## Stated exercise:
Print the listing in its entirety and exactly, leaving out images.

## Provided entries:
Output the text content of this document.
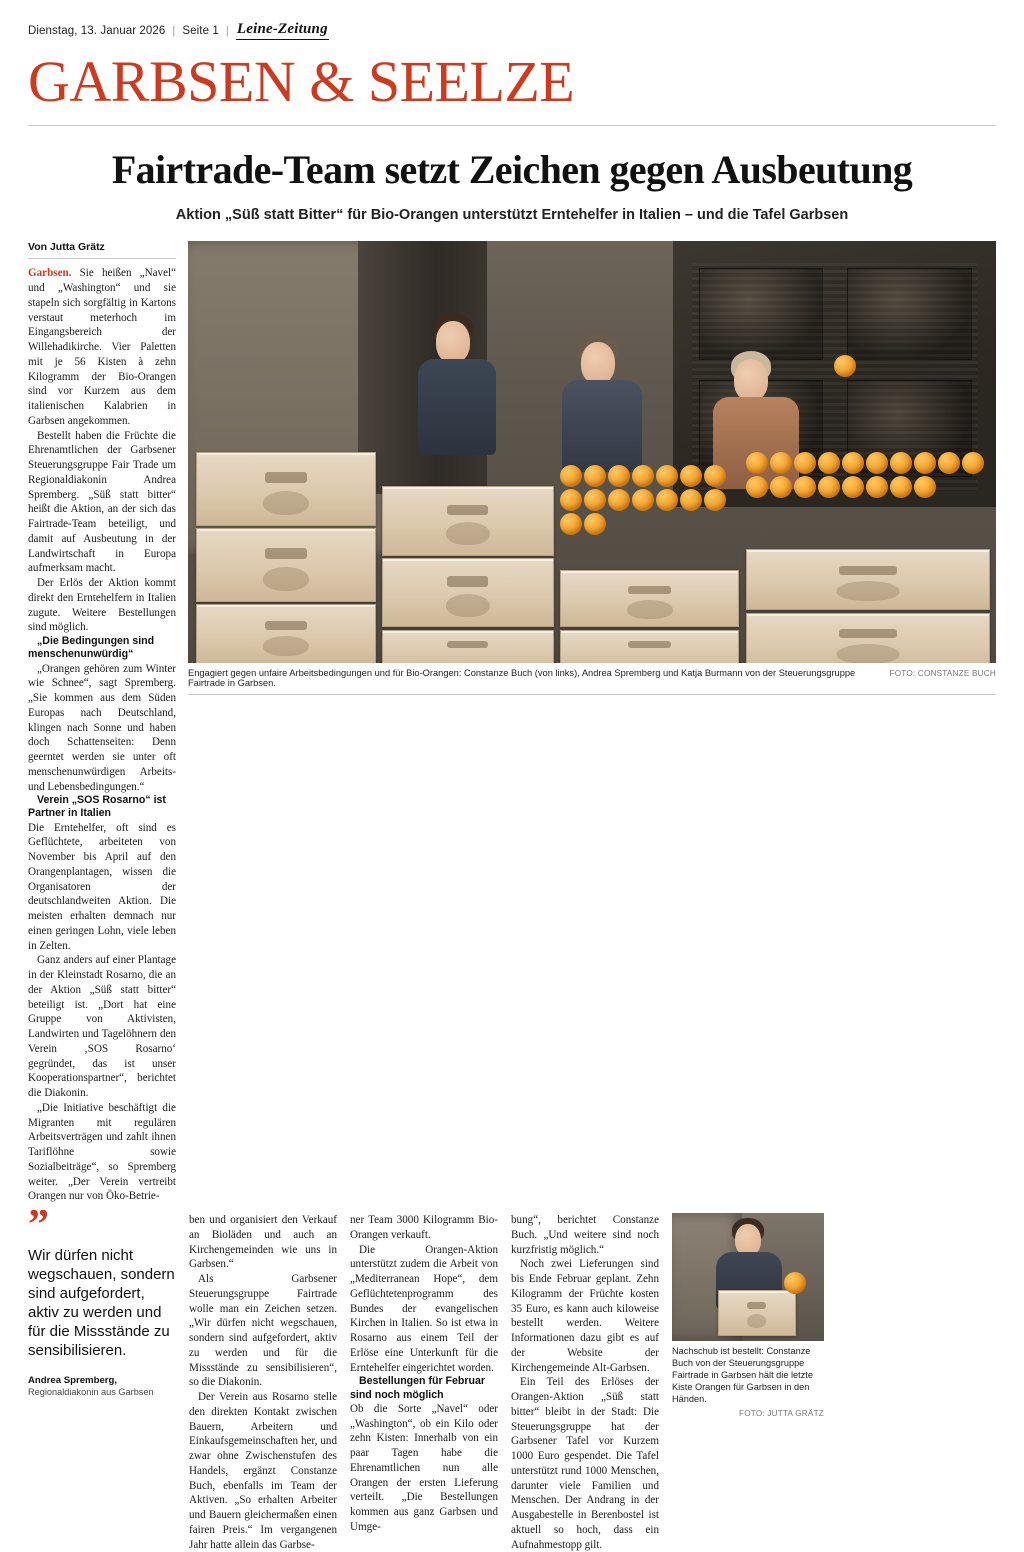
Dienstag, 13. Januar 2026 | Seite 1 | Leine-Zeitung
GARBSEN & SEELZE
Fairtrade-Team setzt Zeichen gegen Ausbeutung
Aktion „Süß statt Bitter“ für Bio-Orangen unterstützt Erntehelfer in Italien – und die Tafel Garbsen
Von Jutta Grätz

Garbsen. Sie heißen „Navel“ und „Washington“ und sie stapeln sich sorgfältig in Kartons verstaut meterhoch im Eingangsbereich der Willehadikirche. Vier Paletten mit je 56 Kisten à zehn Kilogramm der Bio-Orangen sind vor Kurzem aus dem italienischen Kalabrien in Garbsen angekommen.

Bestellt haben die Früchte die Ehrenamtlichen der Garbsener Steuerungsgruppe Fair Trade um Regionaldiakonin Andrea Spremberg. „Süß statt bitter“ heißt die Aktion, an der sich das Fairtrade-Team beteiligt, und damit auf Ausbeutung in der Landwirtschaft in Europa aufmerksam macht.

Der Erlös der Aktion kommt direkt den Erntehelfern in Italien zugute. Weitere Bestellungen sind möglich.

„Die Bedingungen sind menschenunwürdig“

„Orangen gehören zum Winter wie Schnee“, sagt Spremberg. „Sie kommen aus dem Süden Europas nach Deutschland, klingen nach Sonne und haben doch Schattenseiten: Denn geerntet werden sie unter oft menschenunwürdigen Arbeits- und Lebensbedingungen.“

Verein „SOS Rosarno“ ist Partner in Italien

Die Erntehelfer, oft sind es Geflüchtete, arbeiteten von November bis April auf den Orangenplantagen, wissen die Organisatoren der deutschlandweiten Aktion. Die meisten erhalten demnach nur einen geringen Lohn, viele leben in Zelten.

Ganz anders auf einer Plantage in der Kleinstadt Rosarno, die an der Aktion „Süß statt bitter“ beteiligt ist. „Dort hat eine Gruppe von Aktivisten, Landwirten und Tagelöhnern den Verein ‚SOS Rosarno‘ gegründet, das ist unser Kooperationspartner“, berichtet die Diakonin.

„Die Initiative beschäftigt die Migranten mit regulären Arbeitsverträgen und zahlt ihnen Tariflöhne sowie Sozialbeiträge“, so Spremberg weiter. „Der Verein vertreibt Orangen nur von Öko-Betrie-

Engagiert gegen unfaire Arbeitsbedingungen und für Bio-Orangen: Constanze Buch (von links), Andrea Spremberg und Katja Burmann von der Steuerungsgruppe Fairtrade in Garbsen.
FOTO: CONSTANZE BUCH
”
Wir dürfen nicht wegschauen, sondern sind aufgefordert, aktiv zu werden und für die Missstände zu sensibilisieren.
Andrea Spremberg,
Regionaldiakonin aus Garbsen

ben und organisiert den Verkauf an Bioläden und auch an Kirchengemeinden wie uns in Garbsen.“

Als Garbsener Steuerungsgruppe Fairtrade wolle man ein Zeichen setzen. „Wir dürfen nicht wegschauen, sondern sind aufgefordert, aktiv zu werden und für die Missstände zu sensibilisieren“, so die Diakonin.

Der Verein aus Rosarno stelle den direkten Kontakt zwischen Bauern, Arbeitern und Einkaufsgemeinschaften her, und zwar ohne Zwischenstufen des Handels, ergänzt Constanze Buch, ebenfalls im Team der Aktiven. „So erhalten Arbeiter und Bauern gleichermaßen einen fairen Preis.“ Im vergangenen Jahr hatte allein das Garbse-

ner Team 3000 Kilogramm Bio-Orangen verkauft.

Die Orangen-Aktion unterstützt zudem die Arbeit von „Mediterranean Hope“, dem Geflüchtetenprogramm des Bundes der evangelischen Kirchen in Italien. So ist etwa in Rosarno aus einem Teil der Erlöse eine Unterkunft für die Erntehelfer eingerichtet worden.

Bestellungen für Februar sind noch möglich

Ob die Sorte „Navel“ oder „Washington“, ob ein Kilo oder zehn Kisten: Innerhalb von ein paar Tagen habe die Ehrenamtlichen nun alle Orangen der ersten Lieferung verteilt. „Die Bestellungen kommen aus ganz Garbsen und Umge-

bung“, berichtet Constanze Buch. „Und weitere sind noch kurzfristig möglich.“

Noch zwei Lieferungen sind bis Ende Februar geplant. Zehn Kilogramm der Früchte kosten 35 Euro, es kann auch kiloweise bestellt werden. Weitere Informationen dazu gibt es auf der Website der Kirchengemeinde Alt-Garbsen.

Ein Teil des Erlöses der Orangen-Aktion „Süß statt bitter“ bleibt in der Stadt: Die Steuerungsgruppe hat der Garbsener Tafel vor Kurzem 1000 Euro gespendet. Die Tafel unterstützt rund 1000 Menschen, darunter viele Familien und Menschen. Der Andrang in der Ausgabestelle in Berenbostel ist aktuell so hoch, dass ein Aufnahmestopp gilt.

Nachschub ist bestellt: Constanze Buch von der Steuerungsgruppe Fairtrade in Garbsen hält die letzte Kiste Orangen für Garbsen in den Händen.
FOTO: JUTTA GRÄTZ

## The response:
Output the text content of this document.
Dienstag, 13. Januar 2026 | Seite 1 | Leine-Zeitung
GARBSEN & SEELZE
Fairtrade-Team setzt Zeichen gegen Ausbeutung
Aktion „Süß statt Bitter“ für Bio-Orangen unterstützt Erntehelfer in Italien – und die Tafel Garbsen
Von Jutta Grätz

Garbsen. Sie heißen „Navel“ und „Washington“ und sie stapeln sich sorgfältig in Kartons verstaut meterhoch im Eingangsbereich der Willehadikirche. Vier Paletten mit je 56 Kisten à zehn Kilogramm der Bio-Orangen sind vor Kurzem aus dem italienischen Kalabrien in Garbsen angekommen.

Bestellt haben die Früchte die Ehrenamtlichen der Garbsener Steuerungsgruppe Fair Trade um Regionaldiakonin Andrea Spremberg. „Süß statt bitter“ heißt die Aktion, an der sich das Fairtrade-Team beteiligt, und damit auf Ausbeutung in der Landwirtschaft in Europa aufmerksam macht.

Der Erlös der Aktion kommt direkt den Erntehelfern in Italien zugute. Weitere Bestellungen sind möglich.

„Die Bedingungen sind menschenunwürdig“

„Orangen gehören zum Winter wie Schnee“, sagt Spremberg. „Sie kommen aus dem Süden Europas nach Deutschland, klingen nach Sonne und haben doch Schattenseiten: Denn geerntet werden sie unter oft menschenunwürdigen Arbeits- und Lebensbedingungen.“

Verein „SOS Rosarno“ ist Partner in Italien

Die Erntehelfer, oft sind es Geflüchtete, arbeiteten von November bis April auf den Orangenplantagen, wissen die Organisatoren der deutschlandweiten Aktion. Die meisten erhalten demnach nur einen geringen Lohn, viele leben in Zelten.

Ganz anders auf einer Plantage in der Kleinstadt Rosarno, die an der Aktion „Süß statt bitter“ beteiligt ist. „Dort hat eine Gruppe von Aktivisten, Landwirten und Tagelöhnern den Verein ‚SOS Rosarno‘ gegründet, das ist unser Kooperationspartner“, berichtet die Diakonin.

„Die Initiative beschäftigt die Migranten mit regulären Arbeitsverträgen und zahlt ihnen Tariflöhne sowie Sozialbeiträge“, so Spremberg weiter. „Der Verein vertreibt Orangen nur von Öko-Betrie-

Engagiert gegen unfaire Arbeitsbedingungen und für Bio-Orangen: Constanze Buch (von links), Andrea Spremberg und Katja Burmann von der Steuerungsgruppe Fairtrade in Garbsen.
FOTO: CONSTANZE BUCH
”
Wir dürfen nicht wegschauen, sondern sind aufgefordert, aktiv zu werden und für die Missstände zu sensibilisieren.
Andrea Spremberg,
Regionaldiakonin aus Garbsen

ben und organisiert den Verkauf an Bioläden und auch an Kirchengemeinden wie uns in Garbsen.“

Als Garbsener Steuerungsgruppe Fairtrade wolle man ein Zeichen setzen. „Wir dürfen nicht wegschauen, sondern sind aufgefordert, aktiv zu werden und für die Missstände zu sensibilisieren“, so die Diakonin.

Der Verein aus Rosarno stelle den direkten Kontakt zwischen Bauern, Arbeitern und Einkaufsgemeinschaften her, und zwar ohne Zwischenstufen des Handels, ergänzt Constanze Buch, ebenfalls im Team der Aktiven. „So erhalten Arbeiter und Bauern gleichermaßen einen fairen Preis.“ Im vergangenen Jahr hatte allein das Garbse-

ner Team 3000 Kilogramm Bio-Orangen verkauft.

Die Orangen-Aktion unterstützt zudem die Arbeit von „Mediterranean Hope“, dem Geflüchtetenprogramm des Bundes der evangelischen Kirchen in Italien. So ist etwa in Rosarno aus einem Teil der Erlöse eine Unterkunft für die Erntehelfer eingerichtet worden.

Bestellungen für Februar sind noch möglich

Ob die Sorte „Navel“ oder „Washington“, ob ein Kilo oder zehn Kisten: Innerhalb von ein paar Tagen habe die Ehrenamtlichen nun alle Orangen der ersten Lieferung verteilt. „Die Bestellungen kommen aus ganz Garbsen und Umge-

bung“, berichtet Constanze Buch. „Und weitere sind noch kurzfristig möglich.“

Noch zwei Lieferungen sind bis Ende Februar geplant. Zehn Kilogramm der Früchte kosten 35 Euro, es kann auch kiloweise bestellt werden. Weitere Informationen dazu gibt es auf der Website der Kirchengemeinde Alt-Garbsen.

Ein Teil des Erlöses der Orangen-Aktion „Süß statt bitter“ bleibt in der Stadt: Die Steuerungsgruppe hat der Garbsener Tafel vor Kurzem 1000 Euro gespendet. Die Tafel unterstützt rund 1000 Menschen, darunter viele Familien und Menschen. Der Andrang in der Ausgabestelle in Berenbostel ist aktuell so hoch, dass ein Aufnahmestopp gilt.

Nachschub ist bestellt: Constanze Buch von der Steuerungsgruppe Fairtrade in Garbsen hält die letzte Kiste Orangen für Garbsen in den Händen.
FOTO: JUTTA GRÄTZ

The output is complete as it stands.